───── Exercise input ─────

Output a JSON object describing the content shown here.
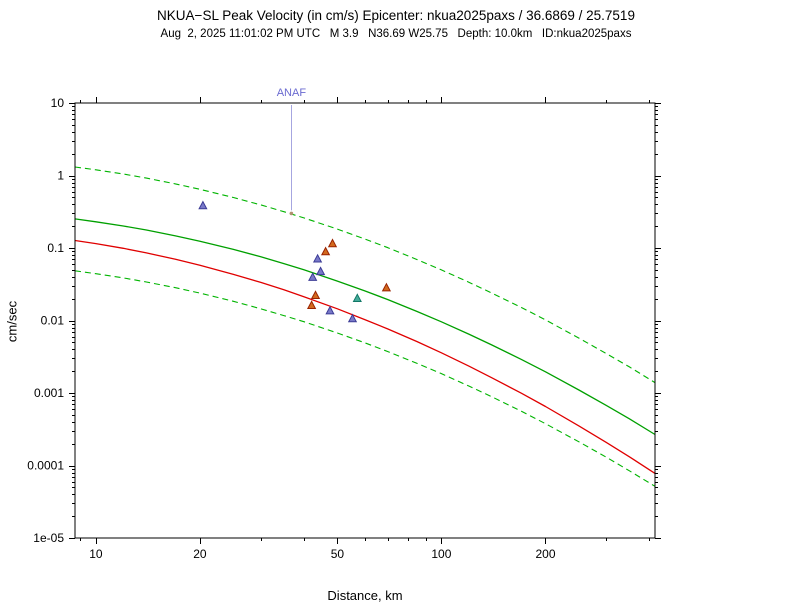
{
  "header": {
    "title": "NKUA−SL Peak Velocity (in cm/s) Epicenter: nkua2025paxs / 36.6869 / 25.7519",
    "subtitle": "Aug  2, 2025 11:01:02 PM UTC   M 3.9   N36.69 W25.75   Depth: 10.0km   ID:nkua2025paxs"
  },
  "chart_data": {
    "type": "scatter",
    "title": "NKUA−SL Peak Velocity (in cm/s) Epicenter: nkua2025paxs / 36.6869 / 25.7519",
    "xlabel": "Distance, km",
    "ylabel": "cm/sec",
    "xscale": "log",
    "yscale": "log",
    "xlim": [
      8.7,
      415
    ],
    "ylim": [
      1e-05,
      10
    ],
    "grid": false,
    "frame_color": "#000000",
    "x_major_ticks": [
      {
        "v": 10,
        "label": "10"
      },
      {
        "v": 20,
        "label": "20"
      },
      {
        "v": 50,
        "label": "50"
      },
      {
        "v": 100,
        "label": "100"
      },
      {
        "v": 200,
        "label": "200"
      }
    ],
    "x_minor_ticks": [
      9,
      30,
      40,
      60,
      70,
      80,
      90,
      300,
      400
    ],
    "y_major_ticks": [
      {
        "v": 10,
        "label": "10"
      },
      {
        "v": 1,
        "label": "1"
      },
      {
        "v": 0.1,
        "label": "0.1"
      },
      {
        "v": 0.01,
        "label": "0.01"
      },
      {
        "v": 0.001,
        "label": "0.001"
      },
      {
        "v": 0.0001,
        "label": "0.0001"
      },
      {
        "v": 1e-05,
        "label": "1e-05"
      }
    ],
    "curves": [
      {
        "name": "upper-bound",
        "style": "dashed",
        "color": "#00b400",
        "width": 1.1,
        "x": [
          8.7,
          10,
          12,
          14,
          17,
          20,
          25,
          30,
          35,
          40,
          50,
          60,
          70,
          85,
          100,
          120,
          140,
          170,
          200,
          250,
          300,
          350,
          415
        ],
        "y": [
          1.31,
          1.2,
          1.05,
          0.92,
          0.766,
          0.645,
          0.497,
          0.393,
          0.317,
          0.26,
          0.182,
          0.133,
          0.101,
          0.0692,
          0.0499,
          0.0337,
          0.0239,
          0.0152,
          0.0102,
          0.00572,
          0.0035,
          0.00229,
          0.00139
        ]
      },
      {
        "name": "median",
        "style": "solid",
        "color": "#00a000",
        "width": 1.3,
        "x": [
          8.7,
          10,
          12,
          14,
          17,
          20,
          25,
          30,
          35,
          40,
          50,
          60,
          70,
          85,
          100,
          120,
          140,
          170,
          200,
          250,
          300,
          350,
          415
        ],
        "y": [
          0.252,
          0.23,
          0.201,
          0.177,
          0.147,
          0.124,
          0.0956,
          0.0755,
          0.061,
          0.05,
          0.035,
          0.0256,
          0.0194,
          0.0133,
          0.0096,
          0.00649,
          0.0046,
          0.00292,
          0.00196,
          0.0011,
          0.000674,
          0.00044,
          0.000268
        ]
      },
      {
        "name": "lower-bound",
        "style": "dashed",
        "color": "#00b400",
        "width": 1.1,
        "x": [
          8.7,
          10,
          12,
          14,
          17,
          20,
          25,
          30,
          35,
          40,
          50,
          60,
          70,
          85,
          100,
          120,
          140,
          170,
          200,
          250,
          300,
          350,
          415
        ],
        "y": [
          0.0485,
          0.0442,
          0.0387,
          0.034,
          0.0283,
          0.0239,
          0.0184,
          0.0145,
          0.0117,
          0.00962,
          0.00673,
          0.00492,
          0.00373,
          0.00256,
          0.00185,
          0.00125,
          0.000885,
          0.000562,
          0.000377,
          0.000212,
          0.00013,
          8.46e-05,
          5.16e-05
        ]
      },
      {
        "name": "red-median",
        "style": "solid",
        "color": "#e00000",
        "width": 1.3,
        "x": [
          8.7,
          10,
          12,
          14,
          17,
          20,
          25,
          30,
          35,
          40,
          50,
          60,
          70,
          85,
          100,
          120,
          140,
          170,
          200,
          250,
          300,
          350,
          415
        ],
        "y": [
          0.127,
          0.115,
          0.0989,
          0.0855,
          0.0698,
          0.0577,
          0.0433,
          0.0335,
          0.0265,
          0.0213,
          0.0145,
          0.0103,
          0.00764,
          0.00511,
          0.00358,
          0.00235,
          0.00162,
          0.000997,
          0.000651,
          0.000352,
          0.000208,
          0.000132,
          7.78e-05
        ]
      }
    ],
    "stations": [
      {
        "group": "blue-stations",
        "fill": "#7878c8",
        "edge": "#3c3c96",
        "points": [
          [
            20.4,
            0.38
          ],
          [
            43.8,
            0.07
          ],
          [
            44.7,
            0.047
          ],
          [
            42.4,
            0.039
          ],
          [
            47.6,
            0.0135
          ],
          [
            55.3,
            0.0105
          ]
        ]
      },
      {
        "group": "orange-stations",
        "fill": "#d2691e",
        "edge": "#992200",
        "points": [
          [
            48.4,
            0.114
          ],
          [
            46.2,
            0.088
          ],
          [
            69.3,
            0.028
          ],
          [
            43.2,
            0.022
          ],
          [
            42.1,
            0.016
          ]
        ]
      },
      {
        "group": "teal-stations",
        "fill": "#44aa99",
        "edge": "#117766",
        "points": [
          [
            57.1,
            0.02
          ]
        ]
      }
    ],
    "annotation": {
      "label": "ANAF",
      "x": 36.8,
      "y": 0.3,
      "text_color": "#6a6ad0",
      "line_color": "#9090d8",
      "marker_color": "#b09070"
    }
  }
}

─────

→ Instruction
Repeat all of the data above word for word, minus the pictures.

→ The completed task
Output a JSON object describing the content shown here.
{
  "header": {
    "title": "NKUA−SL Peak Velocity (in cm/s) Epicenter: nkua2025paxs / 36.6869 / 25.7519",
    "subtitle": "Aug  2, 2025 11:01:02 PM UTC   M 3.9   N36.69 W25.75   Depth: 10.0km   ID:nkua2025paxs"
  },
  "chart_data": {
    "type": "scatter",
    "title": "NKUA−SL Peak Velocity (in cm/s) Epicenter: nkua2025paxs / 36.6869 / 25.7519",
    "xlabel": "Distance, km",
    "ylabel": "cm/sec",
    "xscale": "log",
    "yscale": "log",
    "xlim": [
      8.7,
      415
    ],
    "ylim": [
      1e-05,
      10
    ],
    "grid": false,
    "frame_color": "#000000",
    "x_major_ticks": [
      {
        "v": 10,
        "label": "10"
      },
      {
        "v": 20,
        "label": "20"
      },
      {
        "v": 50,
        "label": "50"
      },
      {
        "v": 100,
        "label": "100"
      },
      {
        "v": 200,
        "label": "200"
      }
    ],
    "x_minor_ticks": [
      9,
      30,
      40,
      60,
      70,
      80,
      90,
      300,
      400
    ],
    "y_major_ticks": [
      {
        "v": 10,
        "label": "10"
      },
      {
        "v": 1,
        "label": "1"
      },
      {
        "v": 0.1,
        "label": "0.1"
      },
      {
        "v": 0.01,
        "label": "0.01"
      },
      {
        "v": 0.001,
        "label": "0.001"
      },
      {
        "v": 0.0001,
        "label": "0.0001"
      },
      {
        "v": 1e-05,
        "label": "1e-05"
      }
    ],
    "curves": [
      {
        "name": "upper-bound",
        "style": "dashed",
        "color": "#00b400",
        "width": 1.1,
        "x": [
          8.7,
          10,
          12,
          14,
          17,
          20,
          25,
          30,
          35,
          40,
          50,
          60,
          70,
          85,
          100,
          120,
          140,
          170,
          200,
          250,
          300,
          350,
          415
        ],
        "y": [
          1.31,
          1.2,
          1.05,
          0.92,
          0.766,
          0.645,
          0.497,
          0.393,
          0.317,
          0.26,
          0.182,
          0.133,
          0.101,
          0.0692,
          0.0499,
          0.0337,
          0.0239,
          0.0152,
          0.0102,
          0.00572,
          0.0035,
          0.00229,
          0.00139
        ]
      },
      {
        "name": "median",
        "style": "solid",
        "color": "#00a000",
        "width": 1.3,
        "x": [
          8.7,
          10,
          12,
          14,
          17,
          20,
          25,
          30,
          35,
          40,
          50,
          60,
          70,
          85,
          100,
          120,
          140,
          170,
          200,
          250,
          300,
          350,
          415
        ],
        "y": [
          0.252,
          0.23,
          0.201,
          0.177,
          0.147,
          0.124,
          0.0956,
          0.0755,
          0.061,
          0.05,
          0.035,
          0.0256,
          0.0194,
          0.0133,
          0.0096,
          0.00649,
          0.0046,
          0.00292,
          0.00196,
          0.0011,
          0.000674,
          0.00044,
          0.000268
        ]
      },
      {
        "name": "lower-bound",
        "style": "dashed",
        "color": "#00b400",
        "width": 1.1,
        "x": [
          8.7,
          10,
          12,
          14,
          17,
          20,
          25,
          30,
          35,
          40,
          50,
          60,
          70,
          85,
          100,
          120,
          140,
          170,
          200,
          250,
          300,
          350,
          415
        ],
        "y": [
          0.0485,
          0.0442,
          0.0387,
          0.034,
          0.0283,
          0.0239,
          0.0184,
          0.0145,
          0.0117,
          0.00962,
          0.00673,
          0.00492,
          0.00373,
          0.00256,
          0.00185,
          0.00125,
          0.000885,
          0.000562,
          0.000377,
          0.000212,
          0.00013,
          8.46e-05,
          5.16e-05
        ]
      },
      {
        "name": "red-median",
        "style": "solid",
        "color": "#e00000",
        "width": 1.3,
        "x": [
          8.7,
          10,
          12,
          14,
          17,
          20,
          25,
          30,
          35,
          40,
          50,
          60,
          70,
          85,
          100,
          120,
          140,
          170,
          200,
          250,
          300,
          350,
          415
        ],
        "y": [
          0.127,
          0.115,
          0.0989,
          0.0855,
          0.0698,
          0.0577,
          0.0433,
          0.0335,
          0.0265,
          0.0213,
          0.0145,
          0.0103,
          0.00764,
          0.00511,
          0.00358,
          0.00235,
          0.00162,
          0.000997,
          0.000651,
          0.000352,
          0.000208,
          0.000132,
          7.78e-05
        ]
      }
    ],
    "stations": [
      {
        "group": "blue-stations",
        "fill": "#7878c8",
        "edge": "#3c3c96",
        "points": [
          [
            20.4,
            0.38
          ],
          [
            43.8,
            0.07
          ],
          [
            44.7,
            0.047
          ],
          [
            42.4,
            0.039
          ],
          [
            47.6,
            0.0135
          ],
          [
            55.3,
            0.0105
          ]
        ]
      },
      {
        "group": "orange-stations",
        "fill": "#d2691e",
        "edge": "#992200",
        "points": [
          [
            48.4,
            0.114
          ],
          [
            46.2,
            0.088
          ],
          [
            69.3,
            0.028
          ],
          [
            43.2,
            0.022
          ],
          [
            42.1,
            0.016
          ]
        ]
      },
      {
        "group": "teal-stations",
        "fill": "#44aa99",
        "edge": "#117766",
        "points": [
          [
            57.1,
            0.02
          ]
        ]
      }
    ],
    "annotation": {
      "label": "ANAF",
      "x": 36.8,
      "y": 0.3,
      "text_color": "#6a6ad0",
      "line_color": "#9090d8",
      "marker_color": "#b09070"
    }
  }
}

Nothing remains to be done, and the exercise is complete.